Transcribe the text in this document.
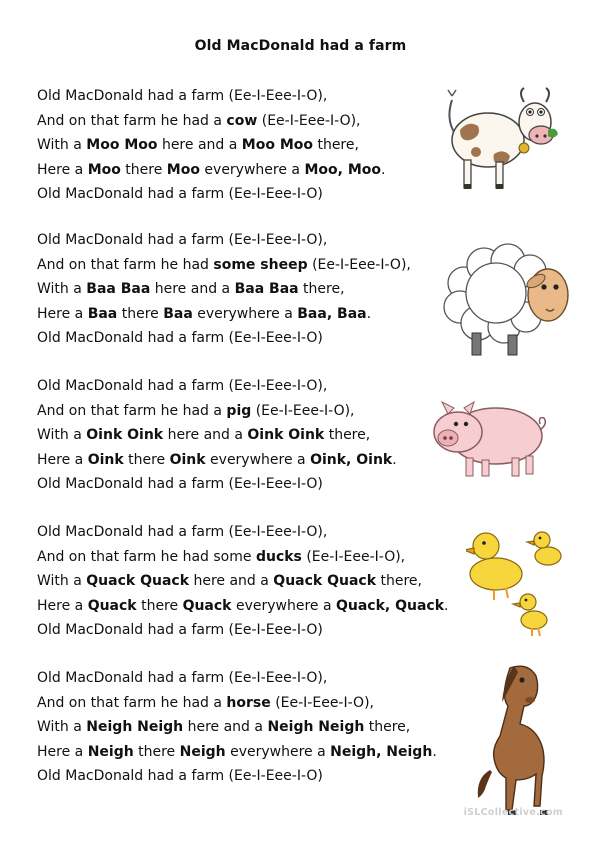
Old MacDonald had a farm
Old MacDonald had a farm (Ee-I-Eee-I-O),
And on that farm he had a cow (Ee-I-Eee-I-O),
With a Moo Moo here and a Moo Moo there,
Here a Moo there Moo everywhere a Moo, Moo.
Old MacDonald had a farm (Ee-I-Eee-I-O)
Old MacDonald had a farm (Ee-I-Eee-I-O),
And on that farm he had some sheep (Ee-I-Eee-I-O),
With a Baa Baa here and a Baa Baa there,
Here a Baa there Baa everywhere a Baa, Baa.
Old MacDonald had a farm (Ee-I-Eee-I-O)
Old MacDonald had a farm (Ee-I-Eee-I-O),
And on that farm he had a pig (Ee-I-Eee-I-O),
With a Oink Oink here and a Oink Oink there,
Here a Oink there Oink everywhere a Oink, Oink.
Old MacDonald had a farm (Ee-I-Eee-I-O)
Old MacDonald had a farm (Ee-I-Eee-I-O),
And on that farm he had some ducks (Ee-I-Eee-I-O),
With a Quack Quack here and a Quack Quack there,
Here a Quack there Quack everywhere a Quack, Quack.
Old MacDonald had a farm (Ee-I-Eee-I-O)
Old MacDonald had a farm (Ee-I-Eee-I-O),
And on that farm he had a horse (Ee-I-Eee-I-O),
With a Neigh Neigh here and a Neigh Neigh there,
Here a Neigh there Neigh everywhere a Neigh, Neigh.
Old MacDonald had a farm (Ee-I-Eee-I-O)
iSLCollective.com
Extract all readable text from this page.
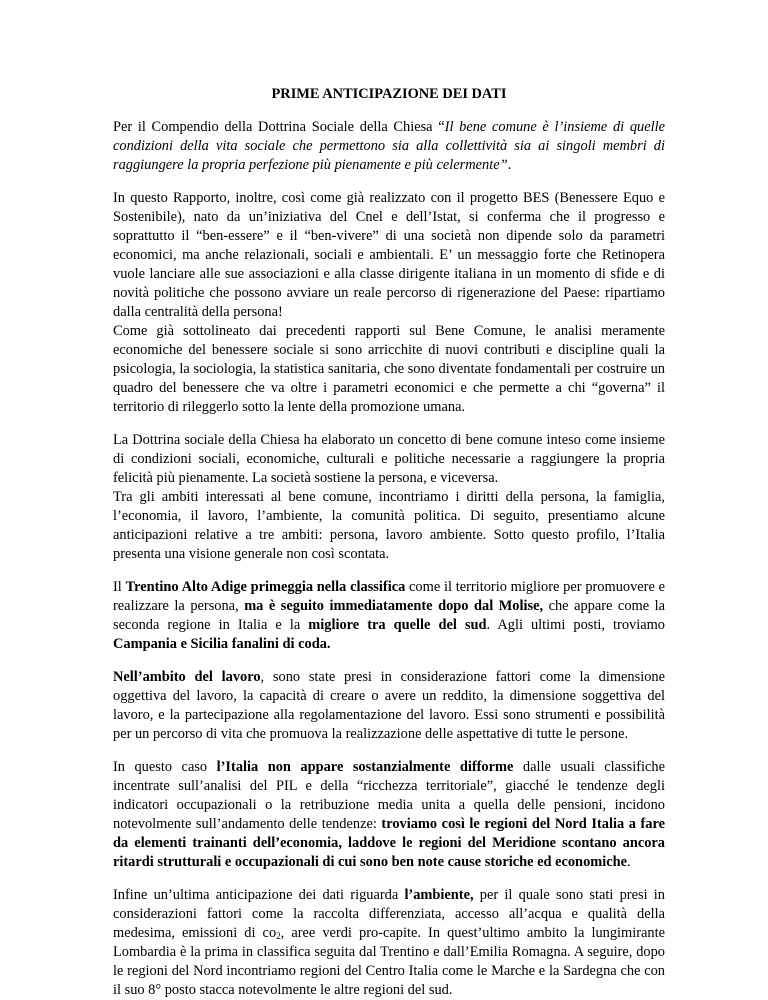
PRIME ANTICIPAZIONE DEI DATI

Per il Compendio della Dottrina Sociale della Chiesa “Il bene comune è l’insieme di quelle condizioni della vita sociale che permettono sia alla collettività sia ai singoli membri di raggiungere la propria perfezione più pienamente e più celermente”.

In questo Rapporto, inoltre, così come già realizzato con il progetto BES (Benessere Equo e Sostenibile), nato da un’iniziativa del Cnel e dell’Istat, si conferma che il progresso e soprattutto il “ben-essere” e il “ben-vivere” di una società non dipende solo da parametri economici, ma anche relazionali, sociali e ambientali. E’ un messaggio forte che Retinopera vuole lanciare alle sue associazioni e alla classe dirigente italiana in un momento di sfide e di novità politiche che possono avviare un reale percorso di rigenerazione del Paese: ripartiamo dalla centralità della persona!

Come già sottolineato dai precedenti rapporti sul Bene Comune, le analisi meramente economiche del benessere sociale si sono arricchite di nuovi contributi e discipline quali la psicologia, la sociologia, la statistica sanitaria, che sono diventate fondamentali per costruire un quadro del benessere che va oltre i parametri economici e che permette a chi “governa” il territorio di rileggerlo sotto la lente della promozione umana.

La Dottrina sociale della Chiesa ha elaborato un concetto di bene comune inteso come insieme di condizioni sociali, economiche, culturali e politiche necessarie a raggiungere la propria felicità più pienamente. La società sostiene la persona, e viceversa.

Tra gli ambiti interessati al bene comune, incontriamo i diritti della persona, la famiglia, l’economia, il lavoro, l’ambiente, la comunità politica. Di seguito, presentiamo alcune anticipazioni relative a tre ambiti: persona, lavoro ambiente. Sotto questo profilo, l’Italia presenta una visione generale non così scontata.

Il Trentino Alto Adige primeggia nella classifica come il territorio migliore per promuovere e realizzare la persona, ma è seguito immediatamente dopo dal Molise, che appare come la seconda regione in Italia e la migliore tra quelle del sud. Agli ultimi posti, troviamo Campania e Sicilia fanalini di coda.

Nell’ambito del lavoro, sono state presi in considerazione fattori come la dimensione oggettiva del lavoro, la capacità di creare o avere un reddito, la dimensione soggettiva del lavoro, e la partecipazione alla regolamentazione del lavoro. Essi sono strumenti e possibilità per un percorso di vita che promuova la realizzazione delle aspettative di tutte le persone.

In questo caso l’Italia non appare sostanzialmente difforme dalle usuali classifiche incentrate sull’analisi del PIL e della “ricchezza territoriale”, giacché le tendenze degli indicatori occupazionali o la retribuzione media unita a quella delle pensioni, incidono notevolmente sull’andamento delle tendenze: troviamo così le regioni del Nord Italia a fare da elementi trainanti dell’economia, laddove le regioni del Meridione scontano ancora ritardi strutturali e occupazionali di cui sono ben note cause storiche ed economiche.

Infine un’ultima anticipazione dei dati riguarda l’ambiente, per il quale sono stati presi in considerazioni fattori come la raccolta differenziata, accesso all’acqua e qualità della medesima, emissioni di $co_2$, aree verdi pro-capite. In quest’ultimo ambito la lungimirante Lombardia è la prima in classifica seguita dal Trentino e dall’Emilia Romagna. A seguire, dopo le regioni del Nord incontriamo regioni del Centro Italia come le Marche e la Sardegna che con il suo 8° posto stacca notevolmente le altre regioni del sud.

WHAT YOU WILL DO: Go through the listing above and quote it exactly, apart from its images.

RESPONSE BELOW:
Transcribe the text in this document.
Old MacDonald had a farm
Old MacDonald had a farm (Ee-I-Eee-I-O),
And on that farm he had a cow (Ee-I-Eee-I-O),
With a Moo Moo here and a Moo Moo there,
Here a Moo there Moo everywhere a Moo, Moo.
Old MacDonald had a farm (Ee-I-Eee-I-O)
Old MacDonald had a farm (Ee-I-Eee-I-O),
And on that farm he had some sheep (Ee-I-Eee-I-O),
With a Baa Baa here and a Baa Baa there,
Here a Baa there Baa everywhere a Baa, Baa.
Old MacDonald had a farm (Ee-I-Eee-I-O)
Old MacDonald had a farm (Ee-I-Eee-I-O),
And on that farm he had a pig (Ee-I-Eee-I-O),
With a Oink Oink here and a Oink Oink there,
Here a Oink there Oink everywhere a Oink, Oink.
Old MacDonald had a farm (Ee-I-Eee-I-O)
Old MacDonald had a farm (Ee-I-Eee-I-O),
And on that farm he had some ducks (Ee-I-Eee-I-O),
With a Quack Quack here and a Quack Quack there,
Here a Quack there Quack everywhere a Quack, Quack.
Old MacDonald had a farm (Ee-I-Eee-I-O)
Old MacDonald had a farm (Ee-I-Eee-I-O),
And on that farm he had a horse (Ee-I-Eee-I-O),
With a Neigh Neigh here and a Neigh Neigh there,
Here a Neigh there Neigh everywhere a Neigh, Neigh.
Old MacDonald had a farm (Ee-I-Eee-I-O)
iSLCollective.com
Extract all readable text from this page.
PRIME ANTICIPAZIONE DEI DATI

Per il Compendio della Dottrina Sociale della Chiesa “Il bene comune è l’insieme di quelle condizioni della vita sociale che permettono sia alla collettività sia ai singoli membri di raggiungere la propria perfezione più pienamente e più celermente”.

In questo Rapporto, inoltre, così come già realizzato con il progetto BES (Benessere Equo e Sostenibile), nato da un’iniziativa del Cnel e dell’Istat, si conferma che il progresso e soprattutto il “ben-essere” e il “ben-vivere” di una società non dipende solo da parametri economici, ma anche relazionali, sociali e ambientali. E’ un messaggio forte che Retinopera vuole lanciare alle sue associazioni e alla classe dirigente italiana in un momento di sfide e di novità politiche che possono avviare un reale percorso di rigenerazione del Paese: ripartiamo dalla centralità della persona!

Come già sottolineato dai precedenti rapporti sul Bene Comune, le analisi meramente economiche del benessere sociale si sono arricchite di nuovi contributi e discipline quali la psicologia, la sociologia, la statistica sanitaria, che sono diventate fondamentali per costruire un quadro del benessere che va oltre i parametri economici e che permette a chi “governa” il territorio di rileggerlo sotto la lente della promozione umana.

La Dottrina sociale della Chiesa ha elaborato un concetto di bene comune inteso come insieme di condizioni sociali, economiche, culturali e politiche necessarie a raggiungere la propria felicità più pienamente. La società sostiene la persona, e viceversa.

Tra gli ambiti interessati al bene comune, incontriamo i diritti della persona, la famiglia, l’economia, il lavoro, l’ambiente, la comunità politica. Di seguito, presentiamo alcune anticipazioni relative a tre ambiti: persona, lavoro ambiente. Sotto questo profilo, l’Italia presenta una visione generale non così scontata.

Il Trentino Alto Adige primeggia nella classifica come il territorio migliore per promuovere e realizzare la persona, ma è seguito immediatamente dopo dal Molise, che appare come la seconda regione in Italia e la migliore tra quelle del sud. Agli ultimi posti, troviamo Campania e Sicilia fanalini di coda.

Nell’ambito del lavoro, sono state presi in considerazione fattori come la dimensione oggettiva del lavoro, la capacità di creare o avere un reddito, la dimensione soggettiva del lavoro, e la partecipazione alla regolamentazione del lavoro. Essi sono strumenti e possibilità per un percorso di vita che promuova la realizzazione delle aspettative di tutte le persone.

In questo caso l’Italia non appare sostanzialmente difforme dalle usuali classifiche incentrate sull’analisi del PIL e della “ricchezza territoriale”, giacché le tendenze degli indicatori occupazionali o la retribuzione media unita a quella delle pensioni, incidono notevolmente sull’andamento delle tendenze: troviamo così le regioni del Nord Italia a fare da elementi trainanti dell’economia, laddove le regioni del Meridione scontano ancora ritardi strutturali e occupazionali di cui sono ben note cause storiche ed economiche.

Infine un’ultima anticipazione dei dati riguarda l’ambiente, per il quale sono stati presi in considerazioni fattori come la raccolta differenziata, accesso all’acqua e qualità della medesima, emissioni di $co_2$, aree verdi pro-capite. In quest’ultimo ambito la lungimirante Lombardia è la prima in classifica seguita dal Trentino e dall’Emilia Romagna. A seguire, dopo le regioni del Nord incontriamo regioni del Centro Italia come le Marche e la Sardegna che con il suo 8° posto stacca notevolmente le altre regioni del sud.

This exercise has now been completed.